[Box annotation data]
= = = = = = =

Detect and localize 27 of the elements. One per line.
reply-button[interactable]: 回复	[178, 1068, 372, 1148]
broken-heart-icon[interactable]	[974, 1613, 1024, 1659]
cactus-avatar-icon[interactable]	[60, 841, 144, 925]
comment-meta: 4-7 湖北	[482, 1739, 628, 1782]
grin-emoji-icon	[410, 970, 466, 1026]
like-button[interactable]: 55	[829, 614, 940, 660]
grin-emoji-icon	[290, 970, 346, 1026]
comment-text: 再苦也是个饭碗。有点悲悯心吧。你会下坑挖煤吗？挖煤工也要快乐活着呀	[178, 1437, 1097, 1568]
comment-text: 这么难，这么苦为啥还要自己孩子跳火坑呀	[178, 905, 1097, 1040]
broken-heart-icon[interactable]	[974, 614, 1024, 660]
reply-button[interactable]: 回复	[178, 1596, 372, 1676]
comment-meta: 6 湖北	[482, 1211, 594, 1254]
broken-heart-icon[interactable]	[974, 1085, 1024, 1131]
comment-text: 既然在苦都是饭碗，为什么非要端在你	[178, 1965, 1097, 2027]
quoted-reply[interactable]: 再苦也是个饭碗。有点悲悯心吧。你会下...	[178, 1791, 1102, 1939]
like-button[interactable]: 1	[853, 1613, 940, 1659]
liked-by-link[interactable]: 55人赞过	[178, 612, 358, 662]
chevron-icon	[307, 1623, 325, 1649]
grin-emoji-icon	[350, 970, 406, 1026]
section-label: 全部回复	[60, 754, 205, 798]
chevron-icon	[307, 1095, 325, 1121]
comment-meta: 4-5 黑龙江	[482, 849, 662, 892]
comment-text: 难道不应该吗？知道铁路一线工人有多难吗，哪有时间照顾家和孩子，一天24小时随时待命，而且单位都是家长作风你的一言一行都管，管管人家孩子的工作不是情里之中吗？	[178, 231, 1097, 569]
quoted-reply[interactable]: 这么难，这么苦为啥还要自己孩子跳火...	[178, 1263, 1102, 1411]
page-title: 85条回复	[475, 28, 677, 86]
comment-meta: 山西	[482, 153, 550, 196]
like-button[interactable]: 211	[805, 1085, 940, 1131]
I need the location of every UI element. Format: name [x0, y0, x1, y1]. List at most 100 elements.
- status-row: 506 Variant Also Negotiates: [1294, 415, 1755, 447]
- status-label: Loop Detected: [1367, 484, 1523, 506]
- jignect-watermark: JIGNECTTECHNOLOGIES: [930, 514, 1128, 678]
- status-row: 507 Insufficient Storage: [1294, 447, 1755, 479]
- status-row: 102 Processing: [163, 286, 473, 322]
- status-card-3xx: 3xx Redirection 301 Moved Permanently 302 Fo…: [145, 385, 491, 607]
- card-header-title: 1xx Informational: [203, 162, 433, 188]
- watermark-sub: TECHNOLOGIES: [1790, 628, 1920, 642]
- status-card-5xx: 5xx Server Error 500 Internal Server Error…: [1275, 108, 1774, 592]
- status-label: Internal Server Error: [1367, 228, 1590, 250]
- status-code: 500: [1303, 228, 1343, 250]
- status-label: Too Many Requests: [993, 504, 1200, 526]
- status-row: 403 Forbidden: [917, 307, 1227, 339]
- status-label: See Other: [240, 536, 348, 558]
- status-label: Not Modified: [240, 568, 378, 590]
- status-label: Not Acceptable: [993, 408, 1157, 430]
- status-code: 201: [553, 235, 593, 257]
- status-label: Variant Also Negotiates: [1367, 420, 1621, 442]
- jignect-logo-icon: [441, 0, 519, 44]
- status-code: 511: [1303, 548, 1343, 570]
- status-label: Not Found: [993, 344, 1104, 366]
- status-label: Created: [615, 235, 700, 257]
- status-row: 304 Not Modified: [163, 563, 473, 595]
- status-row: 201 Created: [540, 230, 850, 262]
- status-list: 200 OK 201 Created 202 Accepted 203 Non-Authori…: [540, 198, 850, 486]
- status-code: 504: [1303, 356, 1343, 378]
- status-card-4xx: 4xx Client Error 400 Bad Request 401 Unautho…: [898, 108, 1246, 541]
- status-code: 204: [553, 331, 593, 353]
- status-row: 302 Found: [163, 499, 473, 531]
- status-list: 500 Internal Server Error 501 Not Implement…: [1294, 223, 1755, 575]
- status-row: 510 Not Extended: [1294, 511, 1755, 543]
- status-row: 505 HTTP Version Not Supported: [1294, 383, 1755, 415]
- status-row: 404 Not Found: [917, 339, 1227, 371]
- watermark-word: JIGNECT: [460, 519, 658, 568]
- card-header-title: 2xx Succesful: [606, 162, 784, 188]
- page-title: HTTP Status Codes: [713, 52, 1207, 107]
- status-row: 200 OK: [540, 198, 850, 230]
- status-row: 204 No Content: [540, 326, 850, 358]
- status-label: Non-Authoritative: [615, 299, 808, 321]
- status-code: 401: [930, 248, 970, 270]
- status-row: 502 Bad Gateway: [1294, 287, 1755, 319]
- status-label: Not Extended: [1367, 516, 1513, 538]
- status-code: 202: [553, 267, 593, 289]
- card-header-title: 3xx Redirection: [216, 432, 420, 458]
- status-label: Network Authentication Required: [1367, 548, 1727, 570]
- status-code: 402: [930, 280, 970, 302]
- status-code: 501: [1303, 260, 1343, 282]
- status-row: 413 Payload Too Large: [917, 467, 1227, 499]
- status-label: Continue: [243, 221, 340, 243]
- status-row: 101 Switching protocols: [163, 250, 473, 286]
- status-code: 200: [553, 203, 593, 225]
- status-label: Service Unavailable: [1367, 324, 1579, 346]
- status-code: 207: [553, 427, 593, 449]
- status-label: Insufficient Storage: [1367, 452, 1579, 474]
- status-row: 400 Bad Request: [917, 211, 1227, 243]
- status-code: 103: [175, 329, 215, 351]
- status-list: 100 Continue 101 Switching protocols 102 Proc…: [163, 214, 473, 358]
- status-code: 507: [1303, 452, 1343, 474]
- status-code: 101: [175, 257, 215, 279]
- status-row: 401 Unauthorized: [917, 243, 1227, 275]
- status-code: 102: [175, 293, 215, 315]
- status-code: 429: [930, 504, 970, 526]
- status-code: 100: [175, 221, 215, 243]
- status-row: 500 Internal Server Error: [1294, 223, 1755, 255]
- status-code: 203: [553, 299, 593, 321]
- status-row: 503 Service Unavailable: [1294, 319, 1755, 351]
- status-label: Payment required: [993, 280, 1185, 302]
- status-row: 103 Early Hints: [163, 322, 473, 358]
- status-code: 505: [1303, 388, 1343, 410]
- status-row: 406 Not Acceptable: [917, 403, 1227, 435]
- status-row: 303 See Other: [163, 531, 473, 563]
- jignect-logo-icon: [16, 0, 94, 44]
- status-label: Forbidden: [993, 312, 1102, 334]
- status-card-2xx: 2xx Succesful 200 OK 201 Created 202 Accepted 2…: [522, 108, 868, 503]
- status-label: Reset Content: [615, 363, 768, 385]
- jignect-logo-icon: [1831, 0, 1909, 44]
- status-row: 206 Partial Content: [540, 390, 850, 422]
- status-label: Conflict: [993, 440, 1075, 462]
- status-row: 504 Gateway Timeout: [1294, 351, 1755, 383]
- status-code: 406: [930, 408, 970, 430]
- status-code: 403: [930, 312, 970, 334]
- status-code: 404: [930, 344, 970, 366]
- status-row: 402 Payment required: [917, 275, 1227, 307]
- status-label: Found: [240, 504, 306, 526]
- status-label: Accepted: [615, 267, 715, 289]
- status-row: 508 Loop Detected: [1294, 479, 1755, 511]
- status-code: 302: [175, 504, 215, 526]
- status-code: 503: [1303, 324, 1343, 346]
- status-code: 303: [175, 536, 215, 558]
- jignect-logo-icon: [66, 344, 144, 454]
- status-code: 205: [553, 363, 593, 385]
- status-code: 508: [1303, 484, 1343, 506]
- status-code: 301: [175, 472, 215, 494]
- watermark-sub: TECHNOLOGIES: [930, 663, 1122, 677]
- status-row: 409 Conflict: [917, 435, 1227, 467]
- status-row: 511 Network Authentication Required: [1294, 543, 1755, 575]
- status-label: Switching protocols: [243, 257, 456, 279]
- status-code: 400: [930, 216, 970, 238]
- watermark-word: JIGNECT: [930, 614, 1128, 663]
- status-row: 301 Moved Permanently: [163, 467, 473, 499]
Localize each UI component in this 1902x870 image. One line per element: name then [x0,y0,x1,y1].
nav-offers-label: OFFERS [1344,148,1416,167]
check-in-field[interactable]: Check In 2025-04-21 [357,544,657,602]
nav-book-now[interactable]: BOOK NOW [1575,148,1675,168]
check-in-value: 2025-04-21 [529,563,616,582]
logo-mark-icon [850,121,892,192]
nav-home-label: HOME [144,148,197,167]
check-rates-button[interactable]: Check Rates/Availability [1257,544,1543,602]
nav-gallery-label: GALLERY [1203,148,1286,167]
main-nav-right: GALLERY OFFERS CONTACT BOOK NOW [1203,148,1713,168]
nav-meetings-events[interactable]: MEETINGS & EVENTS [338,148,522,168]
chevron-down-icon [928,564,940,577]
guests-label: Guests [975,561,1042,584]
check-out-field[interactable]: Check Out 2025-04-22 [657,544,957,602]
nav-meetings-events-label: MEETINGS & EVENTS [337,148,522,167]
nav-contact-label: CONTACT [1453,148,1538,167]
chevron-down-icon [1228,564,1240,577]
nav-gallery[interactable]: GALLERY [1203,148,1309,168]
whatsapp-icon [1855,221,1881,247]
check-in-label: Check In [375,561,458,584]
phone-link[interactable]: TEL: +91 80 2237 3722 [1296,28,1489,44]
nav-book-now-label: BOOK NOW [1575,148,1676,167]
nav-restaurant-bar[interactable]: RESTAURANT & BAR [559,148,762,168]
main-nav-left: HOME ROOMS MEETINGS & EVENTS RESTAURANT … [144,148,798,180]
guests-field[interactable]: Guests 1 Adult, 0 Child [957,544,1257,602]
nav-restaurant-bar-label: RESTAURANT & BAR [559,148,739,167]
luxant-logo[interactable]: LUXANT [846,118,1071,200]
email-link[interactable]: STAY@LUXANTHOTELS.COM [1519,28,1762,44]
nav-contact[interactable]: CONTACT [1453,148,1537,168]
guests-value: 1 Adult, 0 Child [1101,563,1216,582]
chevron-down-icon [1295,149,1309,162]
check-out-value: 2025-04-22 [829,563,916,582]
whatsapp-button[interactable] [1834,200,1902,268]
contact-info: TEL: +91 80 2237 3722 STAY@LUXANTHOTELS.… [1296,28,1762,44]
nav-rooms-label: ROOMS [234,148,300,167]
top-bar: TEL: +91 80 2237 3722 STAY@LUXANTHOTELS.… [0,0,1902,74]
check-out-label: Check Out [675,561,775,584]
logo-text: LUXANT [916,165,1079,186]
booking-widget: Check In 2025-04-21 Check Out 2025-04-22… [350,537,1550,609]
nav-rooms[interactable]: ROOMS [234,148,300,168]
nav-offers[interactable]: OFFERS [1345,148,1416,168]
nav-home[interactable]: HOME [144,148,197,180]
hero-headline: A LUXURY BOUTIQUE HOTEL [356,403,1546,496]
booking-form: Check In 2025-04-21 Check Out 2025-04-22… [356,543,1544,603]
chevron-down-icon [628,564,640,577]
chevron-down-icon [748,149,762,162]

= = = = = = =

§ SHORT EXERCISE:
Reproduce the items word for word, starting at their first line and ending at the line that contains "- status-card-5xx: 5xx", with both of those lines included.

§ TASK SOLUTION:
Detect and localize 27 of the elements. One per line.
reply-button[interactable]: 回复	[178, 1068, 372, 1148]
broken-heart-icon[interactable]	[974, 1613, 1024, 1659]
cactus-avatar-icon[interactable]	[60, 841, 144, 925]
comment-meta: 4-7 湖北	[482, 1739, 628, 1782]
grin-emoji-icon	[410, 970, 466, 1026]
like-button[interactable]: 55	[829, 614, 940, 660]
grin-emoji-icon	[290, 970, 346, 1026]
comment-text: 再苦也是个饭碗。有点悲悯心吧。你会下坑挖煤吗？挖煤工也要快乐活着呀	[178, 1437, 1097, 1568]
comment-text: 这么难，这么苦为啥还要自己孩子跳火坑呀	[178, 905, 1097, 1040]
broken-heart-icon[interactable]	[974, 614, 1024, 660]
reply-button[interactable]: 回复	[178, 1596, 372, 1676]
comment-meta: 6 湖北	[482, 1211, 594, 1254]
broken-heart-icon[interactable]	[974, 1085, 1024, 1131]
comment-text: 既然在苦都是饭碗，为什么非要端在你	[178, 1965, 1097, 2027]
quoted-reply[interactable]: 再苦也是个饭碗。有点悲悯心吧。你会下...	[178, 1791, 1102, 1939]
like-button[interactable]: 1	[853, 1613, 940, 1659]
liked-by-link[interactable]: 55人赞过	[178, 612, 358, 662]
chevron-icon	[307, 1623, 325, 1649]
grin-emoji-icon	[350, 970, 406, 1026]
section-label: 全部回复	[60, 754, 205, 798]
chevron-icon	[307, 1095, 325, 1121]
comment-meta: 4-5 黑龙江	[482, 849, 662, 892]
comment-text: 难道不应该吗？知道铁路一线工人有多难吗，哪有时间照顾家和孩子，一天24小时随时待命，而且单位都是家长作风你的一言一行都管，管管人家孩子的工作不是情里之中吗？	[178, 231, 1097, 569]
quoted-reply[interactable]: 这么难，这么苦为啥还要自己孩子跳火...	[178, 1263, 1102, 1411]
page-title: 85条回复	[475, 28, 677, 86]
comment-meta: 山西	[482, 153, 550, 196]
like-button[interactable]: 211	[805, 1085, 940, 1131]
I need the location of every UI element. Format: name [x0, y0, x1, y1]. List at most 100 elements.
- status-row: 506 Variant Also Negotiates: [1294, 415, 1755, 447]
- status-label: Loop Detected: [1367, 484, 1523, 506]
- jignect-watermark: JIGNECTTECHNOLOGIES: [930, 514, 1128, 678]
- status-row: 507 Insufficient Storage: [1294, 447, 1755, 479]
- status-row: 102 Processing: [163, 286, 473, 322]
- status-card-3xx: 3xx Redirection 301 Moved Permanently 302 Fo…: [145, 385, 491, 607]
- card-header-title: 1xx Informational: [203, 162, 433, 188]
- watermark-sub: TECHNOLOGIES: [1790, 628, 1920, 642]
- status-card-5xx: 5xx Server Error 500 Internal Server Error…: [1275, 108, 1774, 592]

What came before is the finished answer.